# INFORMATION SHOWN
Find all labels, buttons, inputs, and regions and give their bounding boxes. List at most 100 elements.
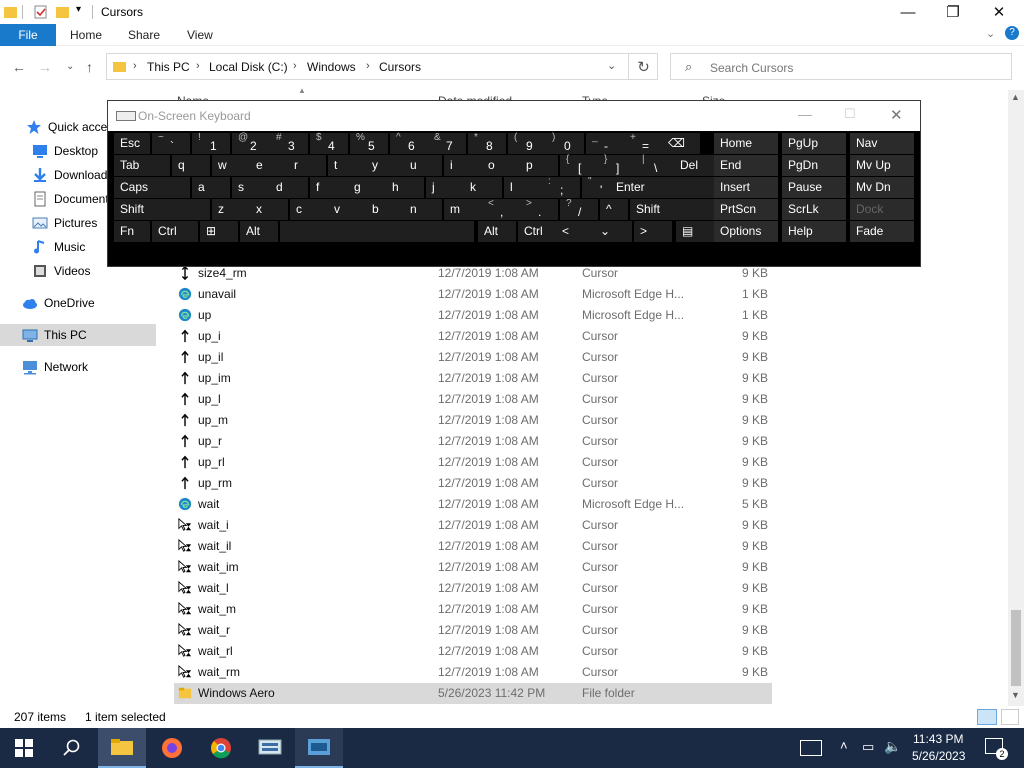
osk-key[interactable]: y [366, 155, 404, 176]
osk-key[interactable]: > [634, 221, 672, 242]
file-row[interactable]: up_im 12/7/2019 1:08 AM Cursor 9 KB [174, 368, 772, 389]
osk-key[interactable]: h [386, 177, 424, 198]
osk-key[interactable]: = + [624, 132, 662, 154]
osk-nav-key[interactable]: PgUp [782, 133, 846, 154]
osk-nav-key[interactable]: Fade [850, 221, 914, 242]
scrollbar-thumb[interactable] [1011, 610, 1021, 686]
osk-maximize-button[interactable]: ☐ [844, 106, 856, 122]
expand-ribbon-icon[interactable]: ⌄ [986, 27, 995, 40]
osk-key[interactable]: Enter [610, 177, 714, 198]
file-row[interactable]: wait 12/7/2019 1:08 AM Microsoft Edge H...… [174, 494, 772, 515]
minimize-button[interactable]: — [885, 0, 931, 24]
osk-key[interactable]: t [328, 155, 366, 176]
osk-nav-key[interactable]: End [714, 155, 778, 176]
file-row[interactable]: wait_m 12/7/2019 1:08 AM Cursor 9 KB [174, 599, 772, 620]
osk-key[interactable]: u [404, 155, 442, 176]
address-bar[interactable]: › This PC › Local Disk (C:) › Windows › … [106, 53, 658, 80]
scroll-up-icon[interactable]: ▲ [1011, 92, 1020, 102]
sidebar-item-this-pc[interactable]: This PC [0, 324, 156, 346]
clock-time[interactable]: 11:43 PM [913, 732, 963, 746]
file-row[interactable]: up_m 12/7/2019 1:08 AM Cursor 9 KB [174, 410, 772, 431]
osk-key[interactable]: p [520, 155, 558, 176]
file-row[interactable]: up_rl 12/7/2019 1:08 AM Cursor 9 KB [174, 452, 772, 473]
details-view-button[interactable] [977, 709, 997, 725]
osk-key[interactable]: c [290, 199, 328, 220]
osk-key[interactable]: Caps [114, 177, 190, 198]
osk-key[interactable]: q [172, 155, 210, 176]
osk-key[interactable]: d [270, 177, 308, 198]
osk-key[interactable]: s [232, 177, 270, 198]
file-row[interactable]: wait_l 12/7/2019 1:08 AM Cursor 9 KB [174, 578, 772, 599]
file-row[interactable]: wait_i 12/7/2019 1:08 AM Cursor 9 KB [174, 515, 772, 536]
osk-nav-key[interactable]: Options [714, 221, 778, 242]
osk-key[interactable]: - _ [586, 132, 624, 154]
breadcrumb-cursors[interactable]: Cursors [379, 60, 421, 74]
osk-nav-key[interactable]: Dock [850, 199, 914, 220]
file-row[interactable]: unavail 12/7/2019 1:08 AM Microsoft Edge H… [174, 284, 772, 305]
osk-nav-key[interactable]: Mv Up [850, 155, 914, 176]
osk-key[interactable]: m [444, 199, 482, 220]
osk-key[interactable]: /? [560, 198, 598, 220]
new-folder-icon[interactable] [56, 4, 70, 20]
osk-key[interactable]: 2 @ [232, 132, 270, 154]
osk-key[interactable]: Tab [114, 155, 170, 176]
file-row[interactable]: wait_im 12/7/2019 1:08 AM Cursor 9 KB [174, 557, 772, 578]
breadcrumb-windows[interactable]: Windows [307, 60, 356, 74]
osk-key[interactable]: Alt [240, 221, 278, 242]
osk-key[interactable]: ▤ [676, 221, 718, 242]
clock-date[interactable]: 5/26/2023 [912, 749, 965, 763]
recent-locations-icon[interactable]: ⌄ [66, 61, 74, 72]
osk-key[interactable]: i [444, 155, 482, 176]
file-row[interactable]: wait_rm 12/7/2019 1:08 AM Cursor 9 KB [174, 662, 772, 683]
osk-key[interactable]: ^ [600, 199, 628, 220]
sidebar-item-onedrive[interactable]: OneDrive [0, 292, 156, 314]
osk-key[interactable]: 6 ^ [390, 132, 428, 154]
osk-key[interactable]: \ | [636, 154, 674, 176]
osk-key[interactable]: w [212, 155, 250, 176]
back-button[interactable]: ← [12, 59, 26, 75]
osk-key[interactable]: ⌄ [594, 221, 632, 242]
tab-view[interactable]: View [187, 28, 213, 42]
osk-key[interactable]: 8 * [468, 132, 506, 154]
osk-key[interactable]: a [192, 177, 230, 198]
osk-key[interactable]: Fn [114, 221, 150, 242]
osk-key[interactable]: 1! [192, 132, 230, 154]
osk-key[interactable]: Ctrl [518, 221, 556, 242]
file-row[interactable]: up_l 12/7/2019 1:08 AM Cursor 9 KB [174, 389, 772, 410]
network-app-taskbar-button[interactable] [246, 728, 294, 768]
sidebar-item-network[interactable]: Network [0, 356, 156, 378]
network-icon[interactable]: ▭ [862, 739, 874, 755]
help-icon[interactable]: ? [1005, 26, 1019, 40]
search-button[interactable] [48, 728, 96, 768]
osk-key[interactable]: . > [520, 198, 558, 220]
breadcrumb-local-disk[interactable]: Local Disk (C:) [209, 60, 288, 74]
osk-key[interactable]: ⊞ [200, 221, 238, 242]
tab-share[interactable]: Share [128, 28, 160, 42]
osk-key[interactable]: 4 $ [310, 132, 348, 154]
file-explorer-taskbar-button[interactable] [98, 728, 146, 768]
osk-key[interactable]: < [556, 221, 594, 242]
breadcrumb-this-pc[interactable]: This PC [147, 60, 190, 74]
firefox-taskbar-button[interactable] [148, 728, 196, 768]
customize-toolbar-icon[interactable]: ▾ [76, 4, 81, 15]
osk-key[interactable]: n [404, 199, 442, 220]
osk-key[interactable]: , < [482, 198, 520, 220]
osk-key[interactable]: f [310, 177, 348, 198]
file-row[interactable]: up 12/7/2019 1:08 AM Microsoft Edge H... 1 … [174, 305, 772, 326]
osk-key[interactable]: ;: [542, 176, 580, 198]
osk-nav-key[interactable]: Nav [850, 133, 914, 154]
osk-key[interactable]: Alt [478, 221, 516, 242]
address-dropdown-icon[interactable]: ⌄ [607, 59, 616, 72]
osk-key[interactable]: ]} [598, 154, 636, 176]
maximize-button[interactable]: ❐ [930, 0, 976, 24]
forward-button[interactable]: → [38, 59, 52, 75]
osk-key[interactable]: 0) [546, 132, 584, 154]
display-icon[interactable] [800, 740, 822, 756]
file-row[interactable]: up_i 12/7/2019 1:08 AM Cursor 9 KB [174, 326, 772, 347]
file-tab[interactable]: File [0, 24, 56, 46]
osk-key[interactable]: k [464, 177, 502, 198]
osk-close-button[interactable]: ✕ [890, 106, 903, 124]
osk-key[interactable]: 5% [350, 132, 388, 154]
osk-key[interactable]: g [348, 177, 386, 198]
volume-muted-icon[interactable]: 🔈 [884, 738, 901, 755]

# REQUEST
Reproduce all of the records above, substituting "file-entry" for every occurrence of "file-row" and leaving everything else unchanged. Leave out the pictures.

# FINAL ANSWER
Find all labels, buttons, inputs, and regions and give their bounding boxes. List at most 100 elements.
osk-key[interactable]: y [366, 155, 404, 176]
osk-key[interactable]: > [634, 221, 672, 242]
file-entry[interactable]: up_im 12/7/2019 1:08 AM Cursor 9 KB [174, 368, 772, 389]
osk-key[interactable]: h [386, 177, 424, 198]
osk-key[interactable]: = + [624, 132, 662, 154]
osk-nav-key[interactable]: PgUp [782, 133, 846, 154]
osk-nav-key[interactable]: Fade [850, 221, 914, 242]
scrollbar-thumb[interactable] [1011, 610, 1021, 686]
osk-maximize-button[interactable]: ☐ [844, 106, 856, 122]
expand-ribbon-icon[interactable]: ⌄ [986, 27, 995, 40]
osk-key[interactable]: Enter [610, 177, 714, 198]
file-entry[interactable]: wait 12/7/2019 1:08 AM Microsoft Edge H...… [174, 494, 772, 515]
minimize-button[interactable]: — [885, 0, 931, 24]
osk-key[interactable]: t [328, 155, 366, 176]
osk-nav-key[interactable]: End [714, 155, 778, 176]
file-entry[interactable]: wait_m 12/7/2019 1:08 AM Cursor 9 KB [174, 599, 772, 620]
osk-key[interactable]: u [404, 155, 442, 176]
address-bar[interactable]: › This PC › Local Disk (C:) › Windows › … [106, 53, 658, 80]
scroll-up-icon[interactable]: ▲ [1011, 92, 1020, 102]
sidebar-item-this-pc[interactable]: This PC [0, 324, 156, 346]
clock-time[interactable]: 11:43 PM [913, 732, 963, 746]
file-entry[interactable]: up_m 12/7/2019 1:08 AM Cursor 9 KB [174, 410, 772, 431]
osk-key[interactable]: p [520, 155, 558, 176]
file-entry[interactable]: up_rl 12/7/2019 1:08 AM Cursor 9 KB [174, 452, 772, 473]
details-view-button[interactable] [977, 709, 997, 725]
osk-key[interactable]: c [290, 199, 328, 220]
osk-key[interactable]: Caps [114, 177, 190, 198]
osk-key[interactable]: q [172, 155, 210, 176]
osk-key[interactable]: d [270, 177, 308, 198]
osk-key[interactable]: s [232, 177, 270, 198]
file-entry[interactable]: wait_l 12/7/2019 1:08 AM Cursor 9 KB [174, 578, 772, 599]
file-entry[interactable]: wait_i 12/7/2019 1:08 AM Cursor 9 KB [174, 515, 772, 536]
osk-nav-key[interactable]: Options [714, 221, 778, 242]
osk-key[interactable]: - _ [586, 132, 624, 154]
breadcrumb-cursors[interactable]: Cursors [379, 60, 421, 74]
osk-nav-key[interactable]: Dock [850, 199, 914, 220]
file-entry[interactable]: unavail 12/7/2019 1:08 AM Microsoft Edge H… [174, 284, 772, 305]
osk-nav-key[interactable]: Mv Up [850, 155, 914, 176]
osk-key[interactable]: m [444, 199, 482, 220]
osk-key[interactable]: /? [560, 198, 598, 220]
new-folder-icon[interactable] [56, 4, 70, 20]
osk-key[interactable]: 2 @ [232, 132, 270, 154]
osk-key[interactable]: Tab [114, 155, 170, 176]
file-entry[interactable]: wait_im 12/7/2019 1:08 AM Cursor 9 KB [174, 557, 772, 578]
breadcrumb-windows[interactable]: Windows [307, 60, 356, 74]
osk-key[interactable]: Alt [240, 221, 278, 242]
osk-key[interactable]: ▤ [676, 221, 718, 242]
clock-date[interactable]: 5/26/2023 [912, 749, 965, 763]
recent-locations-icon[interactable]: ⌄ [66, 61, 74, 72]
osk-key[interactable]: i [444, 155, 482, 176]
file-entry[interactable]: wait_rm 12/7/2019 1:08 AM Cursor 9 KB [174, 662, 772, 683]
osk-key[interactable]: ^ [600, 199, 628, 220]
sidebar-item-onedrive[interactable]: OneDrive [0, 292, 156, 314]
osk-key[interactable]: 6 ^ [390, 132, 428, 154]
osk-key[interactable]: \ | [636, 154, 674, 176]
osk-key[interactable]: w [212, 155, 250, 176]
back-button[interactable]: ← [12, 59, 26, 75]
osk-key[interactable]: ⌄ [594, 221, 632, 242]
tab-view[interactable]: View [187, 28, 213, 42]
osk-key[interactable]: 8 * [468, 132, 506, 154]
osk-key[interactable]: a [192, 177, 230, 198]
osk-key[interactable]: Fn [114, 221, 150, 242]
osk-key[interactable]: 1! [192, 132, 230, 154]
osk-key[interactable]: Ctrl [518, 221, 556, 242]
file-entry[interactable]: up_l 12/7/2019 1:08 AM Cursor 9 KB [174, 389, 772, 410]
network-app-taskbar-button[interactable] [246, 728, 294, 768]
sidebar-item-network[interactable]: Network [0, 356, 156, 378]
network-icon[interactable]: ▭ [862, 739, 874, 755]
help-icon[interactable]: ? [1005, 26, 1019, 40]
search-button[interactable] [48, 728, 96, 768]
osk-key[interactable]: . > [520, 198, 558, 220]
breadcrumb-local-disk[interactable]: Local Disk (C:) [209, 60, 288, 74]
osk-key[interactable]: ⊞ [200, 221, 238, 242]
tab-share[interactable]: Share [128, 28, 160, 42]
osk-key[interactable]: 4 $ [310, 132, 348, 154]
file-explorer-taskbar-button[interactable] [98, 728, 146, 768]
osk-key[interactable]: < [556, 221, 594, 242]
breadcrumb-this-pc[interactable]: This PC [147, 60, 190, 74]
firefox-taskbar-button[interactable] [148, 728, 196, 768]
customize-toolbar-icon[interactable]: ▾ [76, 4, 81, 15]
osk-key[interactable]: n [404, 199, 442, 220]
osk-key[interactable]: , < [482, 198, 520, 220]
osk-key[interactable]: f [310, 177, 348, 198]
file-entry[interactable]: up 12/7/2019 1:08 AM Microsoft Edge H... 1 … [174, 305, 772, 326]
osk-key[interactable]: ;: [542, 176, 580, 198]
osk-nav-key[interactable]: Nav [850, 133, 914, 154]
osk-key[interactable]: Alt [478, 221, 516, 242]
address-dropdown-icon[interactable]: ⌄ [607, 59, 616, 72]
osk-key[interactable]: ]} [598, 154, 636, 176]
maximize-button[interactable]: ❐ [930, 0, 976, 24]
forward-button[interactable]: → [38, 59, 52, 75]
osk-key[interactable]: 0) [546, 132, 584, 154]
display-icon[interactable] [800, 740, 822, 756]
file-entry[interactable]: up_i 12/7/2019 1:08 AM Cursor 9 KB [174, 326, 772, 347]
file-tab[interactable]: File [0, 24, 56, 46]
osk-key[interactable]: k [464, 177, 502, 198]
osk-close-button[interactable]: ✕ [890, 106, 903, 124]
osk-key[interactable]: 5% [350, 132, 388, 154]
osk-key[interactable]: g [348, 177, 386, 198]
volume-muted-icon[interactable]: 🔈 [884, 738, 901, 755]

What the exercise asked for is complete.